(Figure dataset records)
====
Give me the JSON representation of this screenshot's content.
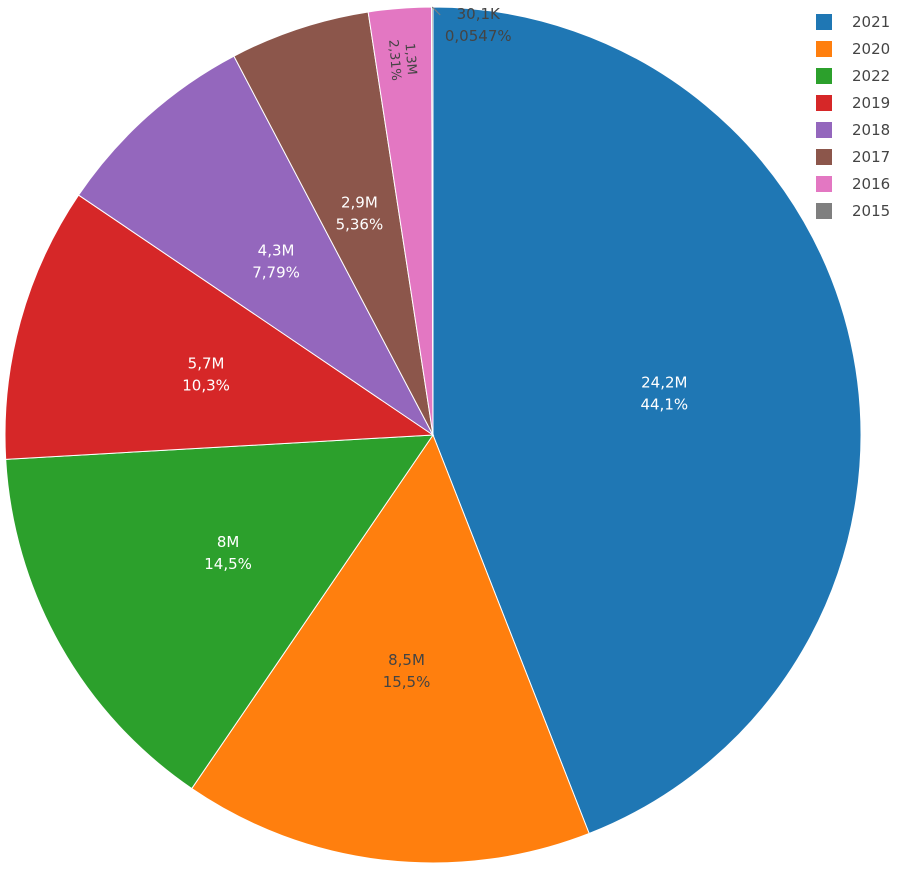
{
  "chart_data": {
    "type": "pie",
    "slices": [
      {
        "label": "2021",
        "value": 24200000,
        "value_label": "24,2M",
        "percent_label": "44,1%",
        "color": "#1f77b4"
      },
      {
        "label": "2020",
        "value": 8500000,
        "value_label": "8,5M",
        "percent_label": "15,5%",
        "color": "#ff7f0e"
      },
      {
        "label": "2022",
        "value": 8000000,
        "value_label": "8M",
        "percent_label": "14,5%",
        "color": "#2ca02c"
      },
      {
        "label": "2019",
        "value": 5700000,
        "value_label": "5,7M",
        "percent_label": "10,3%",
        "color": "#d62728"
      },
      {
        "label": "2018",
        "value": 4300000,
        "value_label": "4,3M",
        "percent_label": "7,79%",
        "color": "#9467bd"
      },
      {
        "label": "2017",
        "value": 2900000,
        "value_label": "2,9M",
        "percent_label": "5,36%",
        "color": "#8c564b"
      },
      {
        "label": "2016",
        "value": 1300000,
        "value_label": "1,3M",
        "percent_label": "2,31%",
        "color": "#e377c2"
      },
      {
        "label": "2015",
        "value": 30100,
        "value_label": "30,1K",
        "percent_label": "0,0547%",
        "color": "#7f7f7f"
      }
    ],
    "legend_placement": "top-right"
  }
}
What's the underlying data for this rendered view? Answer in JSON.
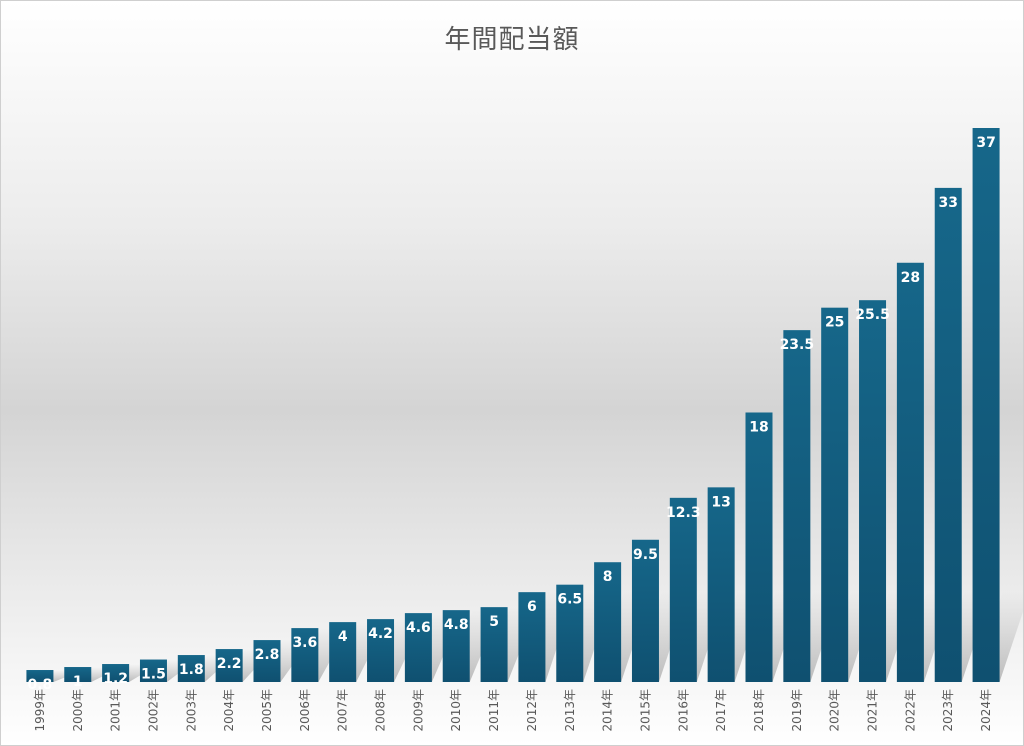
====
**Problem description:**
Output the entries above exactly. Drop the pictures.

**Answer:**
Give me the JSON representation of this screenshot's content.
{
  "chart_data": {
    "type": "pie",
    "slices": [
      {
        "label": "2021",
        "value": 24200000,
        "value_label": "24,2M",
        "percent_label": "44,1%",
        "color": "#1f77b4"
      },
      {
        "label": "2020",
        "value": 8500000,
        "value_label": "8,5M",
        "percent_label": "15,5%",
        "color": "#ff7f0e"
      },
      {
        "label": "2022",
        "value": 8000000,
        "value_label": "8M",
        "percent_label": "14,5%",
        "color": "#2ca02c"
      },
      {
        "label": "2019",
        "value": 5700000,
        "value_label": "5,7M",
        "percent_label": "10,3%",
        "color": "#d62728"
      },
      {
        "label": "2018",
        "value": 4300000,
        "value_label": "4,3M",
        "percent_label": "7,79%",
        "color": "#9467bd"
      },
      {
        "label": "2017",
        "value": 2900000,
        "value_label": "2,9M",
        "percent_label": "5,36%",
        "color": "#8c564b"
      },
      {
        "label": "2016",
        "value": 1300000,
        "value_label": "1,3M",
        "percent_label": "2,31%",
        "color": "#e377c2"
      },
      {
        "label": "2015",
        "value": 30100,
        "value_label": "30,1K",
        "percent_label": "0,0547%",
        "color": "#7f7f7f"
      }
    ],
    "legend_placement": "top-right"
  }
}
What's the underlying data for this rendered view? Answer in JSON.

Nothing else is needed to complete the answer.